Entries with figure data
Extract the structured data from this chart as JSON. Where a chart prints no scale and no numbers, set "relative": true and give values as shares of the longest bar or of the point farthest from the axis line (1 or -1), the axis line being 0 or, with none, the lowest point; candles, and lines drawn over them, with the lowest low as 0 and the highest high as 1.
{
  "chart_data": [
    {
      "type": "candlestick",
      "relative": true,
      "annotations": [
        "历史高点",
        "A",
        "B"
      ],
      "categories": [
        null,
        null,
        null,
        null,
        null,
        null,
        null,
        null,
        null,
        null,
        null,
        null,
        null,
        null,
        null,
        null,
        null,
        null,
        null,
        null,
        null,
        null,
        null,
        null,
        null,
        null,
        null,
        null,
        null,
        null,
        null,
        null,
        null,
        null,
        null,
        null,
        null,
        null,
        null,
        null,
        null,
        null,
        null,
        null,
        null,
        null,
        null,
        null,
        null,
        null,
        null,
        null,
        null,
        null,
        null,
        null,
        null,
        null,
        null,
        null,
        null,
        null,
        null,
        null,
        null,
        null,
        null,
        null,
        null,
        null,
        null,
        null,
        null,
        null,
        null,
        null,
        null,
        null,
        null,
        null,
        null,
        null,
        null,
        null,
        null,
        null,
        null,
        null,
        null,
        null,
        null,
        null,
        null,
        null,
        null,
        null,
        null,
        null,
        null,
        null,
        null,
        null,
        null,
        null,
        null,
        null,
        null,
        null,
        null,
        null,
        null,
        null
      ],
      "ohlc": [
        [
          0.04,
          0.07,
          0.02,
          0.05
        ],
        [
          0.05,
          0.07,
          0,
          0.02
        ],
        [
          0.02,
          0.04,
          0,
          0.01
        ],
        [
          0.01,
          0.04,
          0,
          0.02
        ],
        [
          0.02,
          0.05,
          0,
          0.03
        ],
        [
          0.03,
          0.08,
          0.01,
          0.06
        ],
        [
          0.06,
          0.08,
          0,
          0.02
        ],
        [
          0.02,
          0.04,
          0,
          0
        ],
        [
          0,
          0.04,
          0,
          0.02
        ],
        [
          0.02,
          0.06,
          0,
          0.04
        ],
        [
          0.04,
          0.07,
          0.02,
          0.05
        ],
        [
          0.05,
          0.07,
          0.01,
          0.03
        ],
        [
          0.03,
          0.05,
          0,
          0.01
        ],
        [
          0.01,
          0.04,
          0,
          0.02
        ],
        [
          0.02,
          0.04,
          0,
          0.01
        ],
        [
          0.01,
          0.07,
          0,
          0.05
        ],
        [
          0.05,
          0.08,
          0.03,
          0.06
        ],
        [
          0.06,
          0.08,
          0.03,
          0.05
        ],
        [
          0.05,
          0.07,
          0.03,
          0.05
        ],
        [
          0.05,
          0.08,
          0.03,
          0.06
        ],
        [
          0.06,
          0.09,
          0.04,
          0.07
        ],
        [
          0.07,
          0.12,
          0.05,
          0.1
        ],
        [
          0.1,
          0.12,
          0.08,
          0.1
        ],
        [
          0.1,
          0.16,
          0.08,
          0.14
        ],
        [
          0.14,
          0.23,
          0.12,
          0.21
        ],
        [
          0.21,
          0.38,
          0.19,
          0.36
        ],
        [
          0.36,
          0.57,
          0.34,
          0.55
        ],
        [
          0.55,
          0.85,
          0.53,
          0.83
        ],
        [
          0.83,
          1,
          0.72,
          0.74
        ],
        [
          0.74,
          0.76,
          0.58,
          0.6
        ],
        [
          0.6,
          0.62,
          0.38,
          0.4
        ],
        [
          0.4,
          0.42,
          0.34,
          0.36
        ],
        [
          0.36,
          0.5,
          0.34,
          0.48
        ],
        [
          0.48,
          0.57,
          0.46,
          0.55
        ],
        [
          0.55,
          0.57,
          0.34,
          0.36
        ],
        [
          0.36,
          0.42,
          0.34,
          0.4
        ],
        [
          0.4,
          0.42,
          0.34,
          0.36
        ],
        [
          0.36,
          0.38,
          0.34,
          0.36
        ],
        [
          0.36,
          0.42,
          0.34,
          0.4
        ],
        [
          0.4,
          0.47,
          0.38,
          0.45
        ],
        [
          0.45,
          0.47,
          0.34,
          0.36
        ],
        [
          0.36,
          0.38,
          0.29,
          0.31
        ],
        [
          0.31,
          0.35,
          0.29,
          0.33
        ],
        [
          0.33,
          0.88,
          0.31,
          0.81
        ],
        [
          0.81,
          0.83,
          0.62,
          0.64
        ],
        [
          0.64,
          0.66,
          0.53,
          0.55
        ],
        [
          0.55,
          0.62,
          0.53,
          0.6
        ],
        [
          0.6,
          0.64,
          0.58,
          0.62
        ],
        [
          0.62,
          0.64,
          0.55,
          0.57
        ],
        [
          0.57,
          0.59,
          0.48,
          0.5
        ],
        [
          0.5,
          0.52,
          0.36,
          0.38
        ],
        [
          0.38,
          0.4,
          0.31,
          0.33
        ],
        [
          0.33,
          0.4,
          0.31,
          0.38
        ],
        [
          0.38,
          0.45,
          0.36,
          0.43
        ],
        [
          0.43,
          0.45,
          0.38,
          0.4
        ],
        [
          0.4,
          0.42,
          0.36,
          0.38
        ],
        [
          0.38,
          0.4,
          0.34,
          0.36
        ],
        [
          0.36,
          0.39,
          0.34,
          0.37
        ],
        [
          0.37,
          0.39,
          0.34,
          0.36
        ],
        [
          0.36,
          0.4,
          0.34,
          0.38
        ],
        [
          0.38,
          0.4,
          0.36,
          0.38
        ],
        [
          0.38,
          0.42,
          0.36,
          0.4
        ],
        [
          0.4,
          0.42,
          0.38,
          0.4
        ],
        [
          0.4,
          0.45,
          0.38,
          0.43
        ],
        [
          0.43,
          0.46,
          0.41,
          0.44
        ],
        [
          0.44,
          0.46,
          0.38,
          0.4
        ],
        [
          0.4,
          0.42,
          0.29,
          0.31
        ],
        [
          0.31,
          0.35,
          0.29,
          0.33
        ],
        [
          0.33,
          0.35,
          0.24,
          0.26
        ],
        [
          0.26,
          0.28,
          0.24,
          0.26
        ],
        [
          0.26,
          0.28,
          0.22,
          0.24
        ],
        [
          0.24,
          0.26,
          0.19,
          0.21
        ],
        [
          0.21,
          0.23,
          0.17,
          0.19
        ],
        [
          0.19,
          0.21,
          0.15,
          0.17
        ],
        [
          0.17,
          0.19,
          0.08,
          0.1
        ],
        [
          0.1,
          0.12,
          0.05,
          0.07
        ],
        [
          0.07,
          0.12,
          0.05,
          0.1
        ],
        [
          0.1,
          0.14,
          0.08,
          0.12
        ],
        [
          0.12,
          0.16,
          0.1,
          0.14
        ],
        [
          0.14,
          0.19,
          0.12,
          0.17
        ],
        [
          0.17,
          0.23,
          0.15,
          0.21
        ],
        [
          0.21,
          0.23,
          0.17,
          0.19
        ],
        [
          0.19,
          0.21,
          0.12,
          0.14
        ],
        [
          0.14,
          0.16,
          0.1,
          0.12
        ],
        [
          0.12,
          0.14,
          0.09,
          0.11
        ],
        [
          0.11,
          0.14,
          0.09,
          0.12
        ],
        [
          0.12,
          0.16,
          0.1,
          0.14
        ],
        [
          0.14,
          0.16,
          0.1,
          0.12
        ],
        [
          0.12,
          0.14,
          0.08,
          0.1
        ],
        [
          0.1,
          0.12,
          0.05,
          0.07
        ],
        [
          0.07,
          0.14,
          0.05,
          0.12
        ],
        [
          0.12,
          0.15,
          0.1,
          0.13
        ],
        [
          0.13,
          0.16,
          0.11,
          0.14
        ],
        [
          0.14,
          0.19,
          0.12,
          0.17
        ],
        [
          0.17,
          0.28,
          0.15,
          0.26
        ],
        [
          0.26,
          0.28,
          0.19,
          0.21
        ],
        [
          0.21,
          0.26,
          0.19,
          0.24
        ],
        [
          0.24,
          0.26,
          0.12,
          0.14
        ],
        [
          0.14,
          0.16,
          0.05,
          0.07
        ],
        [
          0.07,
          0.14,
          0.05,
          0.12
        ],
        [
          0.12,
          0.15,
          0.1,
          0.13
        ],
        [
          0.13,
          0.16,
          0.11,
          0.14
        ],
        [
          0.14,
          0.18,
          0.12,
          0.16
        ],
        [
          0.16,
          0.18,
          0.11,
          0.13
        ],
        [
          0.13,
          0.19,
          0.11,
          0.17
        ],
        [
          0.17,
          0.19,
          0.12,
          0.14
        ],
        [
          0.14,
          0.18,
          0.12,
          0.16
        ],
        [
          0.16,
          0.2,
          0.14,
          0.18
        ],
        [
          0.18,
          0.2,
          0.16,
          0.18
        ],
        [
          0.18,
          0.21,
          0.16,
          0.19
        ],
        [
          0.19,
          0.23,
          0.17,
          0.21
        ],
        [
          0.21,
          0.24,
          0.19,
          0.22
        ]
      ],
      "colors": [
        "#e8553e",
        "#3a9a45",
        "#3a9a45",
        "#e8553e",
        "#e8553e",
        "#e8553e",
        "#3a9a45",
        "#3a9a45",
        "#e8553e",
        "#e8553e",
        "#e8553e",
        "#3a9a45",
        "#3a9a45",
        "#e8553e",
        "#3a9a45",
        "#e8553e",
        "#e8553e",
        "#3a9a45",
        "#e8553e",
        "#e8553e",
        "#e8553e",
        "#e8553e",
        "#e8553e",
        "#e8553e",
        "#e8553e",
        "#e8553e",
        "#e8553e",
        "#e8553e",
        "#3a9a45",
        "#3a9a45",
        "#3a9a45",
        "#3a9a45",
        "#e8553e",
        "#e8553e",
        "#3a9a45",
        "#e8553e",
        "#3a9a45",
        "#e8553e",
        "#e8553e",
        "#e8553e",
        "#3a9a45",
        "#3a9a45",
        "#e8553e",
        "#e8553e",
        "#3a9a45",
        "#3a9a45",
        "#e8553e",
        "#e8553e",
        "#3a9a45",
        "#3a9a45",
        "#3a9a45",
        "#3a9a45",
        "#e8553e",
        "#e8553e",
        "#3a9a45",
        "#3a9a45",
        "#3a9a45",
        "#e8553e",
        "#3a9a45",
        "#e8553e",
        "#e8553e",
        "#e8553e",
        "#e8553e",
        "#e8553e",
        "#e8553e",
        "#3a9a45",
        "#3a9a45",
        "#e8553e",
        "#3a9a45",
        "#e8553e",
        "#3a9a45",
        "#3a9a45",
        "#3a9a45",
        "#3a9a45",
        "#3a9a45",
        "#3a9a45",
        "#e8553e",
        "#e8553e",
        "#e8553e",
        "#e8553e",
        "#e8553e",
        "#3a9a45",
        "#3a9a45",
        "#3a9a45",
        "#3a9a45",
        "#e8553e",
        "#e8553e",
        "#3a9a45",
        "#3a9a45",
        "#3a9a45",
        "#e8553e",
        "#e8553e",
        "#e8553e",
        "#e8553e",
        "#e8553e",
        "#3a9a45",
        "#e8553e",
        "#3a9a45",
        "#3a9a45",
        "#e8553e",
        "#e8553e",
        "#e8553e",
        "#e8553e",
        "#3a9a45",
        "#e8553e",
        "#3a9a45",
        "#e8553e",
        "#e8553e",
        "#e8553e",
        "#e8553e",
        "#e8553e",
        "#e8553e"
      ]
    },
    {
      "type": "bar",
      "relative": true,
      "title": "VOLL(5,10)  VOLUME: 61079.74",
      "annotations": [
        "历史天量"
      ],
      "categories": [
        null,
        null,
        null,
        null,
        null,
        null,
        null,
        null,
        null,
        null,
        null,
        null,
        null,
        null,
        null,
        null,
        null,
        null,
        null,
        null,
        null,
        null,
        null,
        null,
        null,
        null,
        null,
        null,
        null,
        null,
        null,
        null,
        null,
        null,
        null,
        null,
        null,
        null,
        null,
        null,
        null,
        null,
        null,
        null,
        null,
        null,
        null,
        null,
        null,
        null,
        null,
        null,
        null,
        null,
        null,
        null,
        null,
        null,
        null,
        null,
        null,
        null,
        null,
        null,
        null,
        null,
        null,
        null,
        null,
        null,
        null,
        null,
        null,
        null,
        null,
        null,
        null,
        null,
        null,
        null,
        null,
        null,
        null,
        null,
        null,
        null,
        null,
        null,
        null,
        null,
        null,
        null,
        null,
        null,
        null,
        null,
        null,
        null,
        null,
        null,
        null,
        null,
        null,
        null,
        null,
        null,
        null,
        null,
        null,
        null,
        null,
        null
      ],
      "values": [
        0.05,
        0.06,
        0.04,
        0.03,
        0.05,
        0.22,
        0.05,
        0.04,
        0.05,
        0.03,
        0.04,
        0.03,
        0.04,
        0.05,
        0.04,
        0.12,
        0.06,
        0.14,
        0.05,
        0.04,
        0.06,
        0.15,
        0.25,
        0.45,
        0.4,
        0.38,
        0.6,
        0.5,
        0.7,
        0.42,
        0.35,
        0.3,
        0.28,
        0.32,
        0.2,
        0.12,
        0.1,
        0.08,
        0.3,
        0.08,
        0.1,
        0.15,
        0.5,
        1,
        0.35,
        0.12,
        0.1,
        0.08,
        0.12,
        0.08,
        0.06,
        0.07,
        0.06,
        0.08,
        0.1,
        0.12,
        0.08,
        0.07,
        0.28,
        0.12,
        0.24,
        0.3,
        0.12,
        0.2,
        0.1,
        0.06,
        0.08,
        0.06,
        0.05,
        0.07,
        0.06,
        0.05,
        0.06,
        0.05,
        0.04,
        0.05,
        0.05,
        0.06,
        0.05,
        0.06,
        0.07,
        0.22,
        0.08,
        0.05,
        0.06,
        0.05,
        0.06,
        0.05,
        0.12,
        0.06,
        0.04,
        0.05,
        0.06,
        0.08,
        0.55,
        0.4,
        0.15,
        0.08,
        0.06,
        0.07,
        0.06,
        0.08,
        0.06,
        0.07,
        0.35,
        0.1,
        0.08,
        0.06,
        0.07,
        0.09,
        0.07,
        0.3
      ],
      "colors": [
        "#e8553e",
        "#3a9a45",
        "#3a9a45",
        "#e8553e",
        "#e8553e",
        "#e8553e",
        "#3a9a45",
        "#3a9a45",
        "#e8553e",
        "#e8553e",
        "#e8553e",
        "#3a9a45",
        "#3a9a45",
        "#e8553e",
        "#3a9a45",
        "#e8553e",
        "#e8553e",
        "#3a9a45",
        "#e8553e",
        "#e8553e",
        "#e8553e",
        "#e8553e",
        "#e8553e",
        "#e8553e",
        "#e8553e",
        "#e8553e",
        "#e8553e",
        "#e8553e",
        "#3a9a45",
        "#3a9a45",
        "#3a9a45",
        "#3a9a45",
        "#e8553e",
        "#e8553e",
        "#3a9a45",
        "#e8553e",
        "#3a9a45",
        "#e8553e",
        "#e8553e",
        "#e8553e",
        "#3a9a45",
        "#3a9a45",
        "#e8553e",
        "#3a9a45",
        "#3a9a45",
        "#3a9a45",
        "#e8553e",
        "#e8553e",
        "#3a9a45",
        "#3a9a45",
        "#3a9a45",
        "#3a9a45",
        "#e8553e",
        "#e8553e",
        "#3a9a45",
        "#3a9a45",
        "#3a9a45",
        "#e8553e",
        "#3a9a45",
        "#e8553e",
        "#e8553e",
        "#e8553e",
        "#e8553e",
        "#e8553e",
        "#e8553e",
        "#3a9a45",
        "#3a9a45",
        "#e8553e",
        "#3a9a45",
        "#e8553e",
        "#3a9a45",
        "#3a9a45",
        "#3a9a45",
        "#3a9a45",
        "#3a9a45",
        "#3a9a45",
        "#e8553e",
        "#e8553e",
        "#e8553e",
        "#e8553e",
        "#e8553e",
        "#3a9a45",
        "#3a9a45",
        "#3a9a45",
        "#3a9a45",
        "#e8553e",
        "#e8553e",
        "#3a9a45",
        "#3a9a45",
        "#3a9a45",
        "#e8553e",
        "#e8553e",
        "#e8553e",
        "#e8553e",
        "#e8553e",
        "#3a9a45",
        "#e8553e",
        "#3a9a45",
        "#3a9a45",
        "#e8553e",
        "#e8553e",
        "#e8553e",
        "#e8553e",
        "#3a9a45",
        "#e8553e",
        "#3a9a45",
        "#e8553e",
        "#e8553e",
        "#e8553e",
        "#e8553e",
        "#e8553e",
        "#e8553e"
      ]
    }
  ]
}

Directions for this task
Search the entries for "values" and copy out each line that has it.

Problem solution
Extract the structured data from this chart as JSON. Where a chart prints no scale and no numbers, set "relative": true and give values as shares of the longest bar or of the point farthest from the axis line (1 or -1), the axis line being 0 or, with none, the lowest point; candles, and lines drawn over them, with the lowest low as 0 and the highest high as 1.
      "values": [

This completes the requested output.